**Given data**

"""

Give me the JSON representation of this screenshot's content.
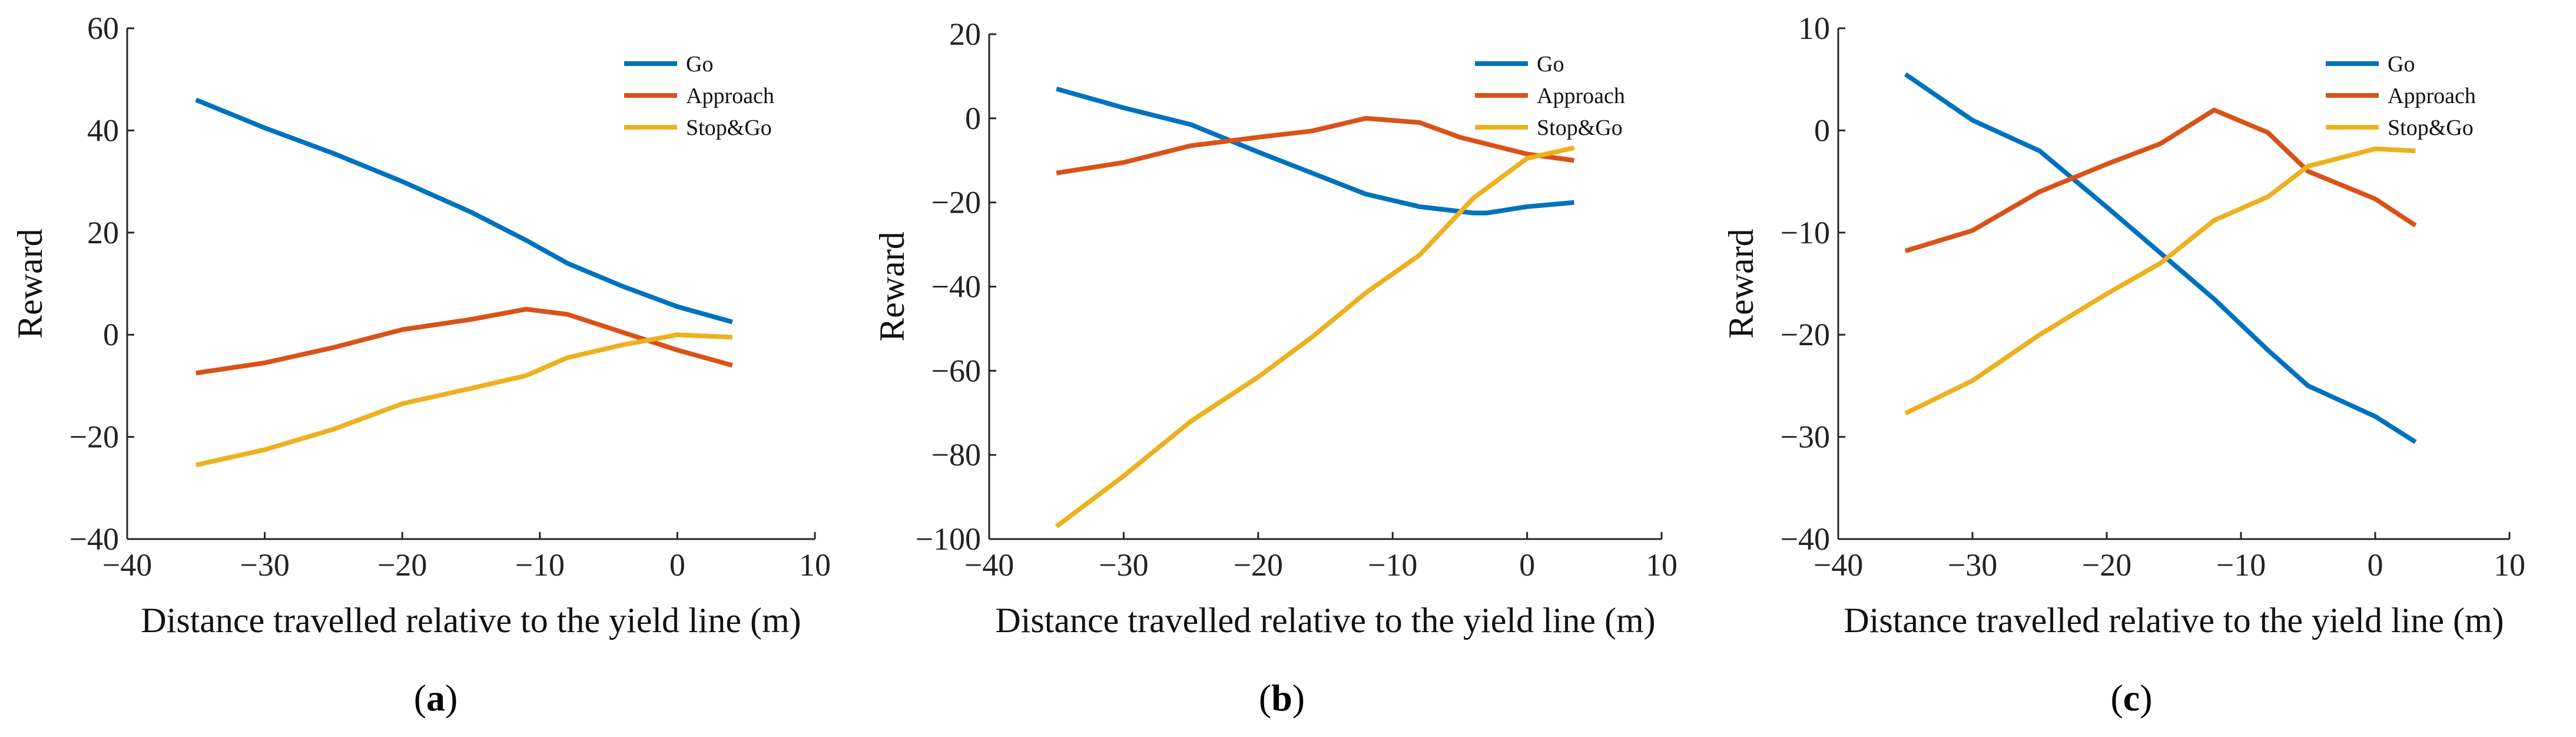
{
  "chart_data": [
    {
      "type": "line",
      "panel_label": "a",
      "title": "",
      "xlabel": "Distance travelled relative to the yield line (m)",
      "ylabel": "Reward",
      "xlim": [
        -40,
        10
      ],
      "ylim": [
        -40,
        60
      ],
      "xticks": [
        -40,
        -30,
        -20,
        -10,
        0,
        10
      ],
      "yticks": [
        -40,
        -20,
        0,
        20,
        40,
        60
      ],
      "legend_position": "top-right",
      "grid": false,
      "series": [
        {
          "name": "Go",
          "color": "#0072BD",
          "x": [
            -35,
            -30,
            -25,
            -20,
            -15,
            -11,
            -8,
            -4,
            0,
            4
          ],
          "y": [
            46,
            40.5,
            35.5,
            30,
            24,
            18.5,
            14,
            9.5,
            5.5,
            2.5
          ]
        },
        {
          "name": "Approach",
          "color": "#D95319",
          "x": [
            -35,
            -30,
            -25,
            -20,
            -15,
            -11,
            -8,
            -4,
            0,
            4
          ],
          "y": [
            -7.5,
            -5.5,
            -2.5,
            1,
            3,
            5,
            4,
            0.5,
            -3,
            -6
          ]
        },
        {
          "name": "Stop&Go",
          "color": "#EDB120",
          "x": [
            -35,
            -30,
            -25,
            -20,
            -15,
            -11,
            -8,
            -4,
            0,
            4
          ],
          "y": [
            -25.5,
            -22.5,
            -18.5,
            -13.5,
            -10.5,
            -8,
            -4.5,
            -2,
            0,
            -0.5
          ]
        }
      ]
    },
    {
      "type": "line",
      "panel_label": "b",
      "title": "",
      "xlabel": "Distance travelled relative to the yield line (m)",
      "ylabel": "Reward",
      "xlim": [
        -40,
        10
      ],
      "ylim": [
        -100,
        20
      ],
      "xticks": [
        -40,
        -30,
        -20,
        -10,
        0,
        10
      ],
      "yticks": [
        -100,
        -80,
        -60,
        -40,
        -20,
        0,
        20
      ],
      "legend_position": "top-right",
      "grid": false,
      "series": [
        {
          "name": "Go",
          "color": "#0072BD",
          "x": [
            -35,
            -30,
            -25,
            -20,
            -16,
            -12,
            -8,
            -4,
            -3,
            0,
            3.5
          ],
          "y": [
            7,
            2.5,
            -1.5,
            -8,
            -13,
            -18,
            -21,
            -22.5,
            -22.5,
            -21,
            -20
          ]
        },
        {
          "name": "Approach",
          "color": "#D95319",
          "x": [
            -35,
            -30,
            -25,
            -20,
            -16,
            -12,
            -8,
            -5,
            0,
            3.5
          ],
          "y": [
            -13,
            -10.5,
            -6.5,
            -4.5,
            -3,
            0,
            -1,
            -4.5,
            -8.5,
            -10
          ]
        },
        {
          "name": "Stop&Go",
          "color": "#EDB120",
          "x": [
            -35,
            -30,
            -25,
            -20,
            -16,
            -12,
            -8,
            -4,
            0,
            3.5
          ],
          "y": [
            -97,
            -85,
            -72,
            -61.5,
            -52,
            -41.5,
            -32.5,
            -19,
            -9.5,
            -7
          ]
        }
      ]
    },
    {
      "type": "line",
      "panel_label": "c",
      "title": "",
      "xlabel": "Distance travelled relative to the yield line (m)",
      "ylabel": "Reward",
      "xlim": [
        -40,
        10
      ],
      "ylim": [
        -40,
        10
      ],
      "xticks": [
        -40,
        -30,
        -20,
        -10,
        0,
        10
      ],
      "yticks": [
        -40,
        -30,
        -20,
        -10,
        0,
        10
      ],
      "legend_position": "top-right",
      "grid": false,
      "series": [
        {
          "name": "Go",
          "color": "#0072BD",
          "x": [
            -35,
            -30,
            -25,
            -20,
            -16,
            -12,
            -8,
            -5,
            0,
            3
          ],
          "y": [
            5.5,
            1,
            -2,
            -7.5,
            -12,
            -16.5,
            -21.5,
            -25,
            -28,
            -30.5
          ]
        },
        {
          "name": "Approach",
          "color": "#D95319",
          "x": [
            -35,
            -30,
            -25,
            -20,
            -16,
            -12,
            -8,
            -5,
            0,
            3
          ],
          "y": [
            -11.8,
            -9.8,
            -6,
            -3.3,
            -1.3,
            2,
            -0.2,
            -4,
            -6.7,
            -9.3
          ]
        },
        {
          "name": "Stop&Go",
          "color": "#EDB120",
          "x": [
            -35,
            -30,
            -25,
            -20,
            -16,
            -12,
            -8,
            -5,
            0,
            3
          ],
          "y": [
            -27.7,
            -24.5,
            -20,
            -16,
            -13,
            -8.8,
            -6.5,
            -3.5,
            -1.8,
            -2
          ]
        }
      ]
    }
  ]
}
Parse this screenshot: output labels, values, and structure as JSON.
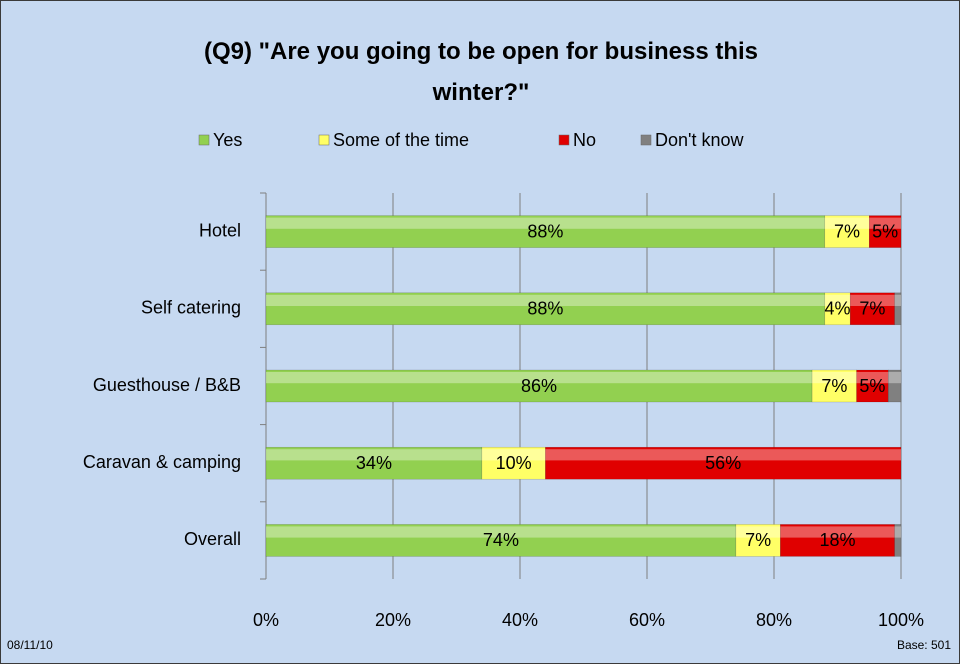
{
  "chart_data": {
    "type": "stacked_barh",
    "title": "(Q9) \"Are you going to be open for business this winter?\"",
    "categories": [
      "Hotel",
      "Self catering",
      "Guesthouse / B&B",
      "Caravan & camping",
      "Overall"
    ],
    "series": [
      {
        "name": "Yes",
        "color": "#92d050",
        "values": [
          88,
          88,
          86,
          34,
          74
        ],
        "value_labels": [
          "88%",
          "88%",
          "86%",
          "34%",
          "74%"
        ]
      },
      {
        "name": "Some of the time",
        "color": "#ffff66",
        "values": [
          7,
          4,
          7,
          10,
          7
        ],
        "value_labels": [
          "7%",
          "4%",
          "7%",
          "10%",
          "7%"
        ]
      },
      {
        "name": "No",
        "color": "#e00000",
        "values": [
          5,
          7,
          5,
          56,
          18
        ],
        "value_labels": [
          "5%",
          "7%",
          "5%",
          "56%",
          "18%"
        ]
      },
      {
        "name": "Don't know",
        "color": "#808080",
        "values": [
          0,
          1,
          2,
          0,
          1
        ]
      }
    ],
    "xlim": [
      0,
      100
    ],
    "xticks": [
      {
        "value": 0,
        "label": "0%"
      },
      {
        "value": 20,
        "label": "20%"
      },
      {
        "value": 40,
        "label": "40%"
      },
      {
        "value": 60,
        "label": "60%"
      },
      {
        "value": 80,
        "label": "80%"
      },
      {
        "value": 100,
        "label": "100%"
      }
    ],
    "grid": true,
    "legend": "top",
    "date": "08/11/10",
    "base": "Base: 501"
  }
}
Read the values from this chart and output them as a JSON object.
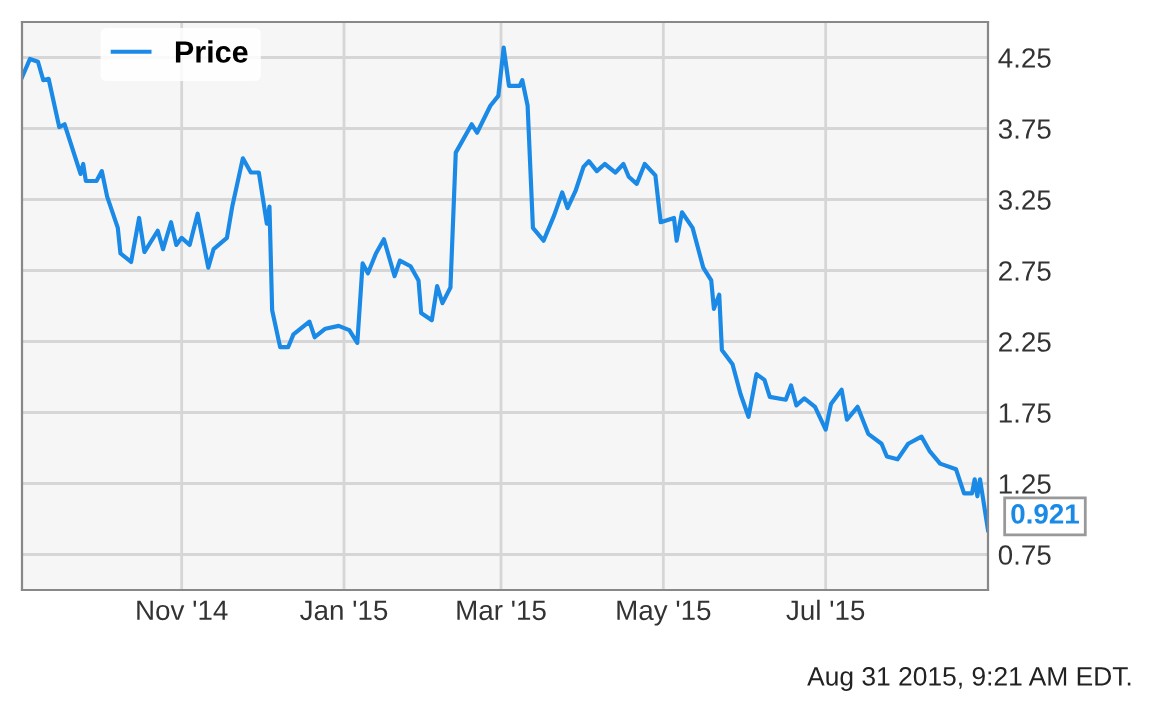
{
  "chart_data": {
    "type": "line",
    "legend": "top left",
    "grid": true,
    "marker": "none",
    "line_style": "solid",
    "xlim": [
      "2014-09-02",
      "2015-08-31"
    ],
    "xticks": [
      {
        "value": "2014-11-01",
        "label": "Nov '14"
      },
      {
        "value": "2015-01-01",
        "label": "Jan '15"
      },
      {
        "value": "2015-03-01",
        "label": "Mar '15"
      },
      {
        "value": "2015-05-01",
        "label": "May '15"
      },
      {
        "value": "2015-07-01",
        "label": "Jul '15"
      }
    ],
    "ylim": [
      0.5,
      4.5
    ],
    "yticks": [
      {
        "value": 0.75,
        "label": "0.75"
      },
      {
        "value": 1.25,
        "label": "1.25"
      },
      {
        "value": 1.75,
        "label": "1.75"
      },
      {
        "value": 2.25,
        "label": "2.25"
      },
      {
        "value": 2.75,
        "label": "2.75"
      },
      {
        "value": 3.25,
        "label": "3.25"
      },
      {
        "value": 3.75,
        "label": "3.75"
      },
      {
        "value": 4.25,
        "label": "4.25"
      }
    ],
    "annotations": [
      "Aug 31 2015, 9:21 AM EDT."
    ],
    "series": [
      {
        "name": "Price",
        "color": "#1a8ae6",
        "x": [
          "2014-09-02",
          "2014-09-05",
          "2014-09-08",
          "2014-09-10",
          "2014-09-12",
          "2014-09-16",
          "2014-09-18",
          "2014-09-24",
          "2014-09-25",
          "2014-09-26",
          "2014-09-30",
          "2014-10-02",
          "2014-10-04",
          "2014-10-08",
          "2014-10-09",
          "2014-10-13",
          "2014-10-16",
          "2014-10-18",
          "2014-10-23",
          "2014-10-25",
          "2014-10-28",
          "2014-10-30",
          "2014-11-01",
          "2014-11-04",
          "2014-11-07",
          "2014-11-11",
          "2014-11-13",
          "2014-11-18",
          "2014-11-20",
          "2014-11-24",
          "2014-11-27",
          "2014-11-30",
          "2014-12-03",
          "2014-12-04",
          "2014-12-05",
          "2014-12-08",
          "2014-12-11",
          "2014-12-13",
          "2014-12-19",
          "2014-12-21",
          "2014-12-25",
          "2014-12-30",
          "2015-01-03",
          "2015-01-06",
          "2015-01-08",
          "2015-01-10",
          "2015-01-13",
          "2015-01-16",
          "2015-01-20",
          "2015-01-22",
          "2015-01-26",
          "2015-01-29",
          "2015-01-30",
          "2015-02-03",
          "2015-02-05",
          "2015-02-07",
          "2015-02-10",
          "2015-02-12",
          "2015-02-18",
          "2015-02-20",
          "2015-02-25",
          "2015-02-28",
          "2015-03-02",
          "2015-03-04",
          "2015-03-08",
          "2015-03-09",
          "2015-03-11",
          "2015-03-13",
          "2015-03-17",
          "2015-03-21",
          "2015-03-24",
          "2015-03-26",
          "2015-03-29",
          "2015-04-01",
          "2015-04-03",
          "2015-04-06",
          "2015-04-09",
          "2015-04-13",
          "2015-04-16",
          "2015-04-18",
          "2015-04-21",
          "2015-04-24",
          "2015-04-28",
          "2015-04-30",
          "2015-05-05",
          "2015-05-06",
          "2015-05-08",
          "2015-05-12",
          "2015-05-16",
          "2015-05-19",
          "2015-05-20",
          "2015-05-22",
          "2015-05-23",
          "2015-05-27",
          "2015-05-30",
          "2015-06-02",
          "2015-06-05",
          "2015-06-08",
          "2015-06-10",
          "2015-06-16",
          "2015-06-18",
          "2015-06-20",
          "2015-06-23",
          "2015-06-27",
          "2015-07-01",
          "2015-07-03",
          "2015-07-07",
          "2015-07-09",
          "2015-07-13",
          "2015-07-17",
          "2015-07-22",
          "2015-07-24",
          "2015-07-28",
          "2015-08-01",
          "2015-08-06",
          "2015-08-09",
          "2015-08-13",
          "2015-08-19",
          "2015-08-22",
          "2015-08-25",
          "2015-08-26",
          "2015-08-27",
          "2015-08-28",
          "2015-08-31"
        ],
        "values": [
          4.11,
          4.24,
          4.22,
          4.09,
          4.1,
          3.76,
          3.78,
          3.43,
          3.5,
          3.38,
          3.38,
          3.45,
          3.27,
          3.05,
          2.87,
          2.81,
          3.12,
          2.88,
          3.03,
          2.9,
          3.09,
          2.93,
          2.98,
          2.93,
          3.15,
          2.77,
          2.9,
          2.98,
          3.2,
          3.54,
          3.44,
          3.44,
          3.08,
          3.2,
          2.47,
          2.21,
          2.21,
          2.3,
          2.39,
          2.28,
          2.34,
          2.36,
          2.33,
          2.24,
          2.8,
          2.73,
          2.87,
          2.97,
          2.71,
          2.82,
          2.78,
          2.68,
          2.45,
          2.4,
          2.64,
          2.52,
          2.63,
          3.58,
          3.78,
          3.72,
          3.91,
          3.98,
          4.32,
          4.05,
          4.05,
          4.09,
          3.91,
          3.05,
          2.96,
          3.14,
          3.3,
          3.19,
          3.31,
          3.48,
          3.52,
          3.45,
          3.5,
          3.44,
          3.5,
          3.41,
          3.36,
          3.5,
          3.42,
          3.09,
          3.12,
          2.96,
          3.16,
          3.05,
          2.77,
          2.68,
          2.48,
          2.58,
          2.19,
          2.09,
          1.88,
          1.72,
          2.02,
          1.98,
          1.86,
          1.84,
          1.94,
          1.8,
          1.85,
          1.79,
          1.63,
          1.81,
          1.91,
          1.7,
          1.79,
          1.6,
          1.53,
          1.44,
          1.42,
          1.53,
          1.58,
          1.48,
          1.39,
          1.35,
          1.18,
          1.18,
          1.28,
          1.16,
          1.28,
          0.921
        ],
        "value_labels": [
          null,
          null,
          null,
          null,
          null,
          null,
          null,
          null,
          null,
          null,
          null,
          null,
          null,
          null,
          null,
          null,
          null,
          null,
          null,
          null,
          null,
          null,
          null,
          null,
          null,
          null,
          null,
          null,
          null,
          null,
          null,
          null,
          null,
          null,
          null,
          null,
          null,
          null,
          null,
          null,
          null,
          null,
          null,
          null,
          null,
          null,
          null,
          null,
          null,
          null,
          null,
          null,
          null,
          null,
          null,
          null,
          null,
          null,
          null,
          null,
          null,
          null,
          null,
          null,
          null,
          null,
          null,
          null,
          null,
          null,
          null,
          null,
          null,
          null,
          null,
          null,
          null,
          null,
          null,
          null,
          null,
          null,
          null,
          null,
          null,
          null,
          null,
          null,
          null,
          null,
          null,
          null,
          null,
          null,
          null,
          null,
          null,
          null,
          null,
          null,
          null,
          null,
          null,
          null,
          null,
          null,
          null,
          null,
          null,
          null,
          null,
          null,
          null,
          null,
          null,
          null,
          null,
          null,
          null,
          null,
          null,
          null,
          null,
          "0.921"
        ]
      }
    ]
  }
}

"""

**What you have to do**
List each line holding the string "this".

**Solved problem**
Give me the JSON representation of this screenshot's content.
Parse this screenshot: output labels, values, and structure as JSON.
    "title": "(Q9) \"Are you going to be open for business this winter?\"",
Read the values from this chart and output them as a JSON object.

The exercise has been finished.